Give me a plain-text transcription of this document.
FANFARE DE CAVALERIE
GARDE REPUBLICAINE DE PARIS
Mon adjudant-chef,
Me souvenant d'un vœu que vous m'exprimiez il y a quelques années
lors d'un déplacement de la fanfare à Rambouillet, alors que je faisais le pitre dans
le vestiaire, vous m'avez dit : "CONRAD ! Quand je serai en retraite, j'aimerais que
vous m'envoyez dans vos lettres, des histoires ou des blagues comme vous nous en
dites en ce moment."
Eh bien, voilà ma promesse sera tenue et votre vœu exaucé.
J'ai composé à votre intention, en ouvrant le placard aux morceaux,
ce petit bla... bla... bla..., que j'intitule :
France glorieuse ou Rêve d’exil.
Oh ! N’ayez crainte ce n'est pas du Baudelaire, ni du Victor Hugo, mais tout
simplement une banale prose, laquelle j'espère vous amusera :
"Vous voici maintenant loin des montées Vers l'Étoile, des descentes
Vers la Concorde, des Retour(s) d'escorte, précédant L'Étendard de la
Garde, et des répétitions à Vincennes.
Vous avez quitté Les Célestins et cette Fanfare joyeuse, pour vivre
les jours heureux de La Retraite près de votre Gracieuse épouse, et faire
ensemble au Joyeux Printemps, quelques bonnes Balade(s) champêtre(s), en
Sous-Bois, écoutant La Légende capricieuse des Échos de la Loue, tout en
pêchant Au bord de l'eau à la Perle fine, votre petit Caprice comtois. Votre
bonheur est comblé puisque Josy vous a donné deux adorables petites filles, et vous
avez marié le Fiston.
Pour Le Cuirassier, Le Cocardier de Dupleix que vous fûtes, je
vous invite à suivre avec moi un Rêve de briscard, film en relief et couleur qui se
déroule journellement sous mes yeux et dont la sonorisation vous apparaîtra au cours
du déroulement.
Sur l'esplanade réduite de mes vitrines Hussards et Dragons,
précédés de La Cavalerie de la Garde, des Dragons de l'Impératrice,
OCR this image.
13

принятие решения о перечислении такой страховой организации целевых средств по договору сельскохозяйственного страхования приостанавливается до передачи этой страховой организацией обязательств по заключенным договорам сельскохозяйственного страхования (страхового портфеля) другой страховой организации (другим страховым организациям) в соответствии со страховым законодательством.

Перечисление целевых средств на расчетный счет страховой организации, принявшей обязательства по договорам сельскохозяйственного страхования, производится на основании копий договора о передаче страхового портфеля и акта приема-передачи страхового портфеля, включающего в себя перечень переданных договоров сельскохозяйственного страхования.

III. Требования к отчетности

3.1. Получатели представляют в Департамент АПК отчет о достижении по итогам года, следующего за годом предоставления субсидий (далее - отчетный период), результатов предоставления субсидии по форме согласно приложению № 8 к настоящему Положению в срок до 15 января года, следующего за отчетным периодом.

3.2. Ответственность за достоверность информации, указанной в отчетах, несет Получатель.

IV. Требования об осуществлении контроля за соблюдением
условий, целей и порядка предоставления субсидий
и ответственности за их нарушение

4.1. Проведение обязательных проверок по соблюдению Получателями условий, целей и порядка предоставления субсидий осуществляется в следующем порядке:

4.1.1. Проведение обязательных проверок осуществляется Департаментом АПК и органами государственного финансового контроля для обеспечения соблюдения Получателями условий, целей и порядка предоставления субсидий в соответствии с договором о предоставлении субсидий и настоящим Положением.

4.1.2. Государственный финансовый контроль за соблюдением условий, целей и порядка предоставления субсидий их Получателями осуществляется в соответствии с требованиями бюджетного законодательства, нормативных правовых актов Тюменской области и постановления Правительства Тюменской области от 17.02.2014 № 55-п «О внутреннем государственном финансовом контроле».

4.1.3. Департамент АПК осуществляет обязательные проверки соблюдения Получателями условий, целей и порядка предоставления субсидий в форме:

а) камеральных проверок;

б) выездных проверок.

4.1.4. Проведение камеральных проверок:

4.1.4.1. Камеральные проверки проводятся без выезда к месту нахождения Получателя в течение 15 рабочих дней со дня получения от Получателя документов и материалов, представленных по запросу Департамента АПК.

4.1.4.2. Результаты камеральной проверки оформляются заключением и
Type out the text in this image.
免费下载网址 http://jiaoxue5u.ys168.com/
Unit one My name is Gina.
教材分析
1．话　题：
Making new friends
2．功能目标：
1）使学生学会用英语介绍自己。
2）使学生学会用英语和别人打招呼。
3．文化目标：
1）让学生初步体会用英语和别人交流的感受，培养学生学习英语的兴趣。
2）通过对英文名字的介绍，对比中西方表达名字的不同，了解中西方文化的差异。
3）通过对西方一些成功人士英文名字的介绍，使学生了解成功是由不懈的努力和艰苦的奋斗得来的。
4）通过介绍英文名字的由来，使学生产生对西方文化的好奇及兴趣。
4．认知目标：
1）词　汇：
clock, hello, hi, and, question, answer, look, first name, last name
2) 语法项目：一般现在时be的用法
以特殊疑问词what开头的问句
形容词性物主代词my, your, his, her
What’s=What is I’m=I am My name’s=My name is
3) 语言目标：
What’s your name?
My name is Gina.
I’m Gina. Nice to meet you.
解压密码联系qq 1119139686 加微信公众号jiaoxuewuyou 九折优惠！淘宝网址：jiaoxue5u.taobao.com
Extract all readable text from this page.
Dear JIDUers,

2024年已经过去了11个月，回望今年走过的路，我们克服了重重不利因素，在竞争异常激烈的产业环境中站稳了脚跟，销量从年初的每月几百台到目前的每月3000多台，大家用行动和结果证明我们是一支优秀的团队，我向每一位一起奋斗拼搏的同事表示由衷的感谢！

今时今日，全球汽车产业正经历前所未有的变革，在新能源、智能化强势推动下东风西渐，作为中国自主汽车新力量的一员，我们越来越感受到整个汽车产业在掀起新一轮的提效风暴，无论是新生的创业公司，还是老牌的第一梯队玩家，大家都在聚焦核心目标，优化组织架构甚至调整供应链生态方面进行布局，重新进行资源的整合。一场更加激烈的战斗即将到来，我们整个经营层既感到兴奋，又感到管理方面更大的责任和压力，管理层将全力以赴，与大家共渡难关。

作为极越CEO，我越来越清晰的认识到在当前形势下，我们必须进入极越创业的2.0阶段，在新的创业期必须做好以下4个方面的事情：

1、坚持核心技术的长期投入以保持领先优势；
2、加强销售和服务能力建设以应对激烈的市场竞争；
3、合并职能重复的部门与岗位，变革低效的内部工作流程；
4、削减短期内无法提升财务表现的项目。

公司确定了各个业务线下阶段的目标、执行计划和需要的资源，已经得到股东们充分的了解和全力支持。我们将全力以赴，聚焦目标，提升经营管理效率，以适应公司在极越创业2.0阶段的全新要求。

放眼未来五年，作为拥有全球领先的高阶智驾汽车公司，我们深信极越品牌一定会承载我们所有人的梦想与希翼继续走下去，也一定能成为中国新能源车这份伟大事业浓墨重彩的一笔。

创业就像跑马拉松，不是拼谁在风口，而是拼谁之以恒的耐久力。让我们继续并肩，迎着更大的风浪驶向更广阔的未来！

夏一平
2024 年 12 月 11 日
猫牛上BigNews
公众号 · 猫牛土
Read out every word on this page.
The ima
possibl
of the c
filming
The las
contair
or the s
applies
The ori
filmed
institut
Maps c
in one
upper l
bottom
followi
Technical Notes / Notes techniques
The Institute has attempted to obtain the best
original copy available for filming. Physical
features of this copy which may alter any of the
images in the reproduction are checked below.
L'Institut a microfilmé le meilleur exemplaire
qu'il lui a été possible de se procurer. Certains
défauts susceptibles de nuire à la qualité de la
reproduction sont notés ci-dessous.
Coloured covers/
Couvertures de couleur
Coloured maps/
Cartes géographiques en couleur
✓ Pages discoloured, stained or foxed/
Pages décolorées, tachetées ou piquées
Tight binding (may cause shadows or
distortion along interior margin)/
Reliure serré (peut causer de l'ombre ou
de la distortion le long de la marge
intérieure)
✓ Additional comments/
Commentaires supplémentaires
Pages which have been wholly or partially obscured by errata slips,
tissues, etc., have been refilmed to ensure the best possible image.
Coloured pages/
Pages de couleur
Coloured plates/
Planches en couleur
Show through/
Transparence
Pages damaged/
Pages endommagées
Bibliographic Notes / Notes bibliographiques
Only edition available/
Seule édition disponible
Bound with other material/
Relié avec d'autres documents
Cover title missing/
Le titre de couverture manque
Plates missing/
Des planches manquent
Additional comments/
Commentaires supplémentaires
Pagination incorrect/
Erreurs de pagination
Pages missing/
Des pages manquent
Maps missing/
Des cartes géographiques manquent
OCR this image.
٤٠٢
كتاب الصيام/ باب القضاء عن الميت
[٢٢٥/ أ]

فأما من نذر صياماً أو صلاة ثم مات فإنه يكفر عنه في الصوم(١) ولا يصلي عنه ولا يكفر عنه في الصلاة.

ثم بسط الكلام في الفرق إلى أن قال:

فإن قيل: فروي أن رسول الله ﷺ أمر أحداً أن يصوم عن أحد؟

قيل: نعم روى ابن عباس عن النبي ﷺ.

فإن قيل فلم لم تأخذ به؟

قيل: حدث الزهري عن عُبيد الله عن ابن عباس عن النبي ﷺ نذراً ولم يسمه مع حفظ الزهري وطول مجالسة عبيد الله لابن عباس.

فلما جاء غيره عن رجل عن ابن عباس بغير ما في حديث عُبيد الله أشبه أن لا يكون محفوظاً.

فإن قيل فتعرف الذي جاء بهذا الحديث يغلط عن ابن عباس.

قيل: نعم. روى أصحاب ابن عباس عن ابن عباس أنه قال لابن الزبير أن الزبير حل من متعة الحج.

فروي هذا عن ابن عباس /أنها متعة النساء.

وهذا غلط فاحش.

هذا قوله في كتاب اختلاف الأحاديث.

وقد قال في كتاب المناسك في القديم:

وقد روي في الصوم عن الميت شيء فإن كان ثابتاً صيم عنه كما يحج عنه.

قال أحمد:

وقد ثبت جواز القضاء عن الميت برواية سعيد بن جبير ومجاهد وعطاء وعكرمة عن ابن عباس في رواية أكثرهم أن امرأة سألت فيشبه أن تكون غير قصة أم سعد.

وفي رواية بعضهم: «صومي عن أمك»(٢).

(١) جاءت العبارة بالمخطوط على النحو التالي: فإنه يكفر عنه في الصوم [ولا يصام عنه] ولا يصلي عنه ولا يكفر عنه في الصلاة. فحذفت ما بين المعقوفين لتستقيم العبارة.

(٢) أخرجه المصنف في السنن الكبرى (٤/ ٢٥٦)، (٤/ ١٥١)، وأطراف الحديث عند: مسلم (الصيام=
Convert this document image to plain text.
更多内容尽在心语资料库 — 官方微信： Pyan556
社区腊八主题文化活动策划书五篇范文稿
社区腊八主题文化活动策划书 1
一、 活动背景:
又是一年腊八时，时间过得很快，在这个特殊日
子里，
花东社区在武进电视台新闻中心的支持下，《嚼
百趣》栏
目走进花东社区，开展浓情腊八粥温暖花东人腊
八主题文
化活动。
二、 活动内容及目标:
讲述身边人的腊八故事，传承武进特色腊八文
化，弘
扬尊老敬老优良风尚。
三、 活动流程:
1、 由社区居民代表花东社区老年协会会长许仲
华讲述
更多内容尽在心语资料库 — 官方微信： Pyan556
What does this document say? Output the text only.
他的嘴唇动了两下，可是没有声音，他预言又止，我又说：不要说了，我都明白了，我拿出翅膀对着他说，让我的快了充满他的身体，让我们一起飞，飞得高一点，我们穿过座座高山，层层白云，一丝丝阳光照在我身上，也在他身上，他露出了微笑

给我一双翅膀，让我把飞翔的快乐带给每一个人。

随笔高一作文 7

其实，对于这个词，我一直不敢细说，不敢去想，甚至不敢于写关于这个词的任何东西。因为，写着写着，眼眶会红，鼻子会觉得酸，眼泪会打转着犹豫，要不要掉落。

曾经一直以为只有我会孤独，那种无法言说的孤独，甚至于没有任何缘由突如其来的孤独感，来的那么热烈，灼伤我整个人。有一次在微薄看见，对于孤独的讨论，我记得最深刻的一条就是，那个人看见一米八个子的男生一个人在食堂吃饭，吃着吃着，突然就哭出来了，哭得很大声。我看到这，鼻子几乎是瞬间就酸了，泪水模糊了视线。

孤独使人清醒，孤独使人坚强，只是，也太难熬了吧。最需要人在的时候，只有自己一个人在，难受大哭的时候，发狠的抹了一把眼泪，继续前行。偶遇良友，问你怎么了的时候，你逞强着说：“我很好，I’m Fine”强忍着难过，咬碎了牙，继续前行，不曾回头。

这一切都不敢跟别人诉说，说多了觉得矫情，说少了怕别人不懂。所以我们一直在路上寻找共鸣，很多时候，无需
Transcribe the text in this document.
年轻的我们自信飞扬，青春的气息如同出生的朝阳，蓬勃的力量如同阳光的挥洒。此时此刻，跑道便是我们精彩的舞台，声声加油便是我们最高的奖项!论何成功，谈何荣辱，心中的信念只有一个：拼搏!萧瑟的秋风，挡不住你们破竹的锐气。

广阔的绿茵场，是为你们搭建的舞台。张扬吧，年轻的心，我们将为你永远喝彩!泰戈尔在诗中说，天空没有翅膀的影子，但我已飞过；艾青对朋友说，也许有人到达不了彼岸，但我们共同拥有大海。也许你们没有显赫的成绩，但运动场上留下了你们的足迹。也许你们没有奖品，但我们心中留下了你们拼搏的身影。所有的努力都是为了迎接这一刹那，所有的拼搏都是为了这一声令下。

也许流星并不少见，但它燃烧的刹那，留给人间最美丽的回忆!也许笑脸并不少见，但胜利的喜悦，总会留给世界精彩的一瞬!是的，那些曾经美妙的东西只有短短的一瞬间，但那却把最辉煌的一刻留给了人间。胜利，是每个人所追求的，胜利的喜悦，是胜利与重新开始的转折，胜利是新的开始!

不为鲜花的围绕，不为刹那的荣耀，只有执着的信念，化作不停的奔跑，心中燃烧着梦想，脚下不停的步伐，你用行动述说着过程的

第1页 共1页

STATED PROBLEM: Give back the lines above exactly, from the one with "What does this" through the last line.

SOLVED PROBLEM:
What does this document say? Output the text only.
他的嘴唇动了两下，可是没有声音，他预言又止，我又说：不要说了，我都明白了，我拿出翅膀对着他说，让我的快了充满他的身体，让我们一起飞，飞得高一点，我们穿过座座高山，层层白云，一丝丝阳光照在我身上，也在他身上，他露出了微笑

给我一双翅膀，让我把飞翔的快乐带给每一个人。

随笔高一作文 7

其实，对于这个词，我一直不敢细说，不敢去想，甚至不敢于写关于这个词的任何东西。因为，写着写着，眼眶会红，鼻子会觉得酸，眼泪会打转着犹豫，要不要掉落。

曾经一直以为只有我会孤独，那种无法言说的孤独，甚至于没有任何缘由突如其来的孤独感，来的那么热烈，灼伤我整个人。有一次在微薄看见，对于孤独的讨论，我记得最深刻的一条就是，那个人看见一米八个子的男生一个人在食堂吃饭，吃着吃着，突然就哭出来了，哭得很大声。我看到这，鼻子几乎是瞬间就酸了，泪水模糊了视线。

孤独使人清醒，孤独使人坚强，只是，也太难熬了吧。最需要人在的时候，只有自己一个人在，难受大哭的时候，发狠的抹了一把眼泪，继续前行。偶遇良友，问你怎么了的时候，你逞强着说：“我很好，I’m Fine”强忍着难过，咬碎了牙，继续前行，不曾回头。

这一切都不敢跟别人诉说，说多了觉得矫情，说少了怕别人不懂。所以我们一直在路上寻找共鸣，很多时候，无需
Transcribe the text in this document.
年轻的我们自信飞扬，青春的气息如同出生的朝阳，蓬勃的力量如同阳光的挥洒。此时此刻，跑道便是我们精彩的舞台，声声加油便是我们最高的奖项!论何成功，谈何荣辱，心中的信念只有一个：拼搏!萧瑟的秋风，挡不住你们破竹的锐气。

广阔的绿茵场，是为你们搭建的舞台。张扬吧，年轻的心，我们将为你永远喝彩!泰戈尔在诗中说，天空没有翅膀的影子，但我已飞过；艾青对朋友说，也许有人到达不了彼岸，但我们共同拥有大海。也许你们没有显赫的成绩，但运动场上留下了你们的足迹。也许你们没有奖品，但我们心中留下了你们拼搏的身影。所有的努力都是为了迎接这一刹那，所有的拼搏都是为了这一声令下。

也许流星并不少见，但它燃烧的刹那，留给人间最美丽的回忆!也许笑脸并不少见，但胜利的喜悦，总会留给世界精彩的一瞬!是的，那些曾经美妙的东西只有短短的一瞬间，但那却把最辉煌的一刻留给了人间。胜利，是每个人所追求的，胜利的喜悦，是胜利与重新开始的转折，胜利是新的开始!

不为鲜花的围绕，不为刹那的荣耀，只有执着的信念，化作不停的奔跑，心中燃烧着梦想，脚下不停的步伐，你用行动述说着过程的

第1页 共1页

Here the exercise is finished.